[Begin DATASET ENTRIES]

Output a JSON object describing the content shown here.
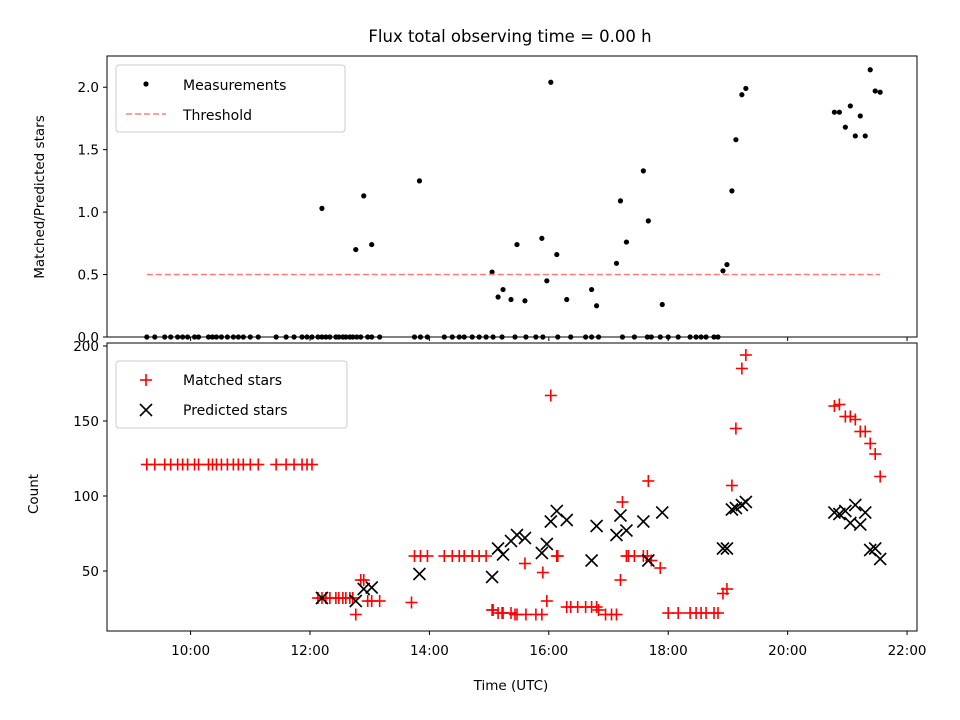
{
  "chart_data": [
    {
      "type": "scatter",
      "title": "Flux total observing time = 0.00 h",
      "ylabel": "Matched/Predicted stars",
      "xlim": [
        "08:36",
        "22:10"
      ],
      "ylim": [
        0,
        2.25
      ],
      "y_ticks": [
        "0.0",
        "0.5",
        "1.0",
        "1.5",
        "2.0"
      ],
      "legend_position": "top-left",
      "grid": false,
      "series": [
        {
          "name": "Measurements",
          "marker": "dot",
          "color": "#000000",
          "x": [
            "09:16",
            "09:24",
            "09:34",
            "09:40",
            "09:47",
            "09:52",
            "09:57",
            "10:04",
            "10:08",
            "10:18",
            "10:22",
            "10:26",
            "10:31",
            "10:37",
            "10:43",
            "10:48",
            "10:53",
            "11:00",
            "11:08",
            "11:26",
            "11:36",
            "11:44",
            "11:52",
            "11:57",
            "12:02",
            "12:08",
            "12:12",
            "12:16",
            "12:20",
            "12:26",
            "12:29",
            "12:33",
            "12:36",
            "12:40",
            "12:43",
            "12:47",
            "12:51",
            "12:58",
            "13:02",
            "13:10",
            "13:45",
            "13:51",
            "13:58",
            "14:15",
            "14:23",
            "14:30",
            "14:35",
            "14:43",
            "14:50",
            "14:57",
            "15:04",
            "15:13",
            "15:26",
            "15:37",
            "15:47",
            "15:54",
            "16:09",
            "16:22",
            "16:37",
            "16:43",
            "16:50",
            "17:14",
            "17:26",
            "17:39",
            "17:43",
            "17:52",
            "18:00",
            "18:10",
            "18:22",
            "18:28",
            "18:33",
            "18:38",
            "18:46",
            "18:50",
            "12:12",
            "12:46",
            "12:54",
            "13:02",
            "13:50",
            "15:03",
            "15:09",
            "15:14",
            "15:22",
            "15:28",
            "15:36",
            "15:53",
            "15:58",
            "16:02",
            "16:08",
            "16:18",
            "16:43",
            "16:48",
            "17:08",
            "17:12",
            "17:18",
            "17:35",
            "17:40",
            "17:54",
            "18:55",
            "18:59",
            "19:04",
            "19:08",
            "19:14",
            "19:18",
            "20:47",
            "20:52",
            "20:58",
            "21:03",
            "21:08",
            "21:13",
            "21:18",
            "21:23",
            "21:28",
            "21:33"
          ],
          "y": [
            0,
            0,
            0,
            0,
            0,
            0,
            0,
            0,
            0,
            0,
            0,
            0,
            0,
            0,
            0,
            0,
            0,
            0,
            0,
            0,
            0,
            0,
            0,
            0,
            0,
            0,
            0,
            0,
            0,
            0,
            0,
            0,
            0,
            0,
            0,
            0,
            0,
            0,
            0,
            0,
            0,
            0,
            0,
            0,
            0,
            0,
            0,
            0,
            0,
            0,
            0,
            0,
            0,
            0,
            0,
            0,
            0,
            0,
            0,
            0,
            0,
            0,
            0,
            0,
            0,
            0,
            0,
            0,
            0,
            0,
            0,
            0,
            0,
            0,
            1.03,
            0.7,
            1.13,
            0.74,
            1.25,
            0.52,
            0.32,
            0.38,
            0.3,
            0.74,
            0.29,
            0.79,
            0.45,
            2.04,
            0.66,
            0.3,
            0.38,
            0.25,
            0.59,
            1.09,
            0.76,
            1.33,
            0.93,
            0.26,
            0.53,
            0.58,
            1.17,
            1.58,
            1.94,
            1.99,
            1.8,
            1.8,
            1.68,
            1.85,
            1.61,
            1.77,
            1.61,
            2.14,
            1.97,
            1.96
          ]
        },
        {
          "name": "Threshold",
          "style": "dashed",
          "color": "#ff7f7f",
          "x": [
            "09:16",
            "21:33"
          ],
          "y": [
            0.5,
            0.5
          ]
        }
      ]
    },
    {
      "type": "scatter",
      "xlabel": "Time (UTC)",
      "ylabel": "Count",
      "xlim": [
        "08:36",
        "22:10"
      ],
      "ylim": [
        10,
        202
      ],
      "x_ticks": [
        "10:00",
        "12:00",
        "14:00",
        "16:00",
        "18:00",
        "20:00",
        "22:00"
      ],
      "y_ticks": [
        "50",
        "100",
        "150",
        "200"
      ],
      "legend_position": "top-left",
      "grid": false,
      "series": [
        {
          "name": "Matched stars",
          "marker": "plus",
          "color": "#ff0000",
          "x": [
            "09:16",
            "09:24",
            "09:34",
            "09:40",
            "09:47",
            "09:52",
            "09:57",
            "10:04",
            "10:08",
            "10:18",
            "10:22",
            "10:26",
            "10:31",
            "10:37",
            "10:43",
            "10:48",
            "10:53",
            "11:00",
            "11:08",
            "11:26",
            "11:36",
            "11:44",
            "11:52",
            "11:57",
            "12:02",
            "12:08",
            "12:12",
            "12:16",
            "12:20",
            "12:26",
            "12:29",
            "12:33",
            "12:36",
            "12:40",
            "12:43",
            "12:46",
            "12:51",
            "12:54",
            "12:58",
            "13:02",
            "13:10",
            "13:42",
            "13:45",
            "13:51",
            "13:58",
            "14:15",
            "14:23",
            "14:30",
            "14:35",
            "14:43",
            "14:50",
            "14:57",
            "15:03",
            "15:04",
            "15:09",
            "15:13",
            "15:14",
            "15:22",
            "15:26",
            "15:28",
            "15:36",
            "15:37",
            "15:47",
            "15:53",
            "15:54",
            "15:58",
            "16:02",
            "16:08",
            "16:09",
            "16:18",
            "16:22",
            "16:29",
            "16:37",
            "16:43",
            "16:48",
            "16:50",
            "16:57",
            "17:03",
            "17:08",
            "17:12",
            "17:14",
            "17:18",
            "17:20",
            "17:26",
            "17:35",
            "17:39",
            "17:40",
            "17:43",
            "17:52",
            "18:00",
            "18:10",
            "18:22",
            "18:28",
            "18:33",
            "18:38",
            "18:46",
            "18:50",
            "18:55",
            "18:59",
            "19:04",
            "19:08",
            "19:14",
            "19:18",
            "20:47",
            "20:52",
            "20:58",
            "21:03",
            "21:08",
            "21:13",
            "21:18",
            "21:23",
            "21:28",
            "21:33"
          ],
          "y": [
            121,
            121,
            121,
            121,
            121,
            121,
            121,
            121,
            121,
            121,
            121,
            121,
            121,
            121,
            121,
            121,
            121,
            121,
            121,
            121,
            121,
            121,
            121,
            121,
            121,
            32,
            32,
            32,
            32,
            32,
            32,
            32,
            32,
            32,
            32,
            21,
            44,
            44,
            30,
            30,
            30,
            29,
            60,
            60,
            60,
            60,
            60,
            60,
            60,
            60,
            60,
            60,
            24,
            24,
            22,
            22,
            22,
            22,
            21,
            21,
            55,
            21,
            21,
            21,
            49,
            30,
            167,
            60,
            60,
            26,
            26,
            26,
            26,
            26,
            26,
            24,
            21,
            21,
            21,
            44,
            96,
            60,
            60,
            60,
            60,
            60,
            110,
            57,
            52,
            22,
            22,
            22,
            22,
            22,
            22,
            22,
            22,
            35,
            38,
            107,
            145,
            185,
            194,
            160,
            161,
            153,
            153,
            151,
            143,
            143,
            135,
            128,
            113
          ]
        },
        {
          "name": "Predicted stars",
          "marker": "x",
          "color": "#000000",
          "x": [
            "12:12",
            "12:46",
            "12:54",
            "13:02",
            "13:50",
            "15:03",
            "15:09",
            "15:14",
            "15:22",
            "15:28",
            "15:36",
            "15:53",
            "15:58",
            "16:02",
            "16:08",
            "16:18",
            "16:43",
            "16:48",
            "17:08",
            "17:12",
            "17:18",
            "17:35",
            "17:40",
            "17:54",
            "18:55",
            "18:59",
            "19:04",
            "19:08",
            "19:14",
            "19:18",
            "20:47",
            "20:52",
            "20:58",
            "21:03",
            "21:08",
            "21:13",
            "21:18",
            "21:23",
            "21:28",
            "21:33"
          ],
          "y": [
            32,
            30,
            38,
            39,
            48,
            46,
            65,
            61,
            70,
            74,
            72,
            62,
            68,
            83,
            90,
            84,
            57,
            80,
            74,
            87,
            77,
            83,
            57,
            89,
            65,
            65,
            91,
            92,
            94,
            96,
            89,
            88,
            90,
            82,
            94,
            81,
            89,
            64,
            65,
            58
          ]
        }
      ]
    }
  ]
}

[End DATASET ENTRIES]

**OBJECTIVE:** For each line of the entries that includes "Matched", show that line.

**EXERCISE ANSWER:**
      "ylabel": "Matched/Predicted stars",
          "name": "Matched stars",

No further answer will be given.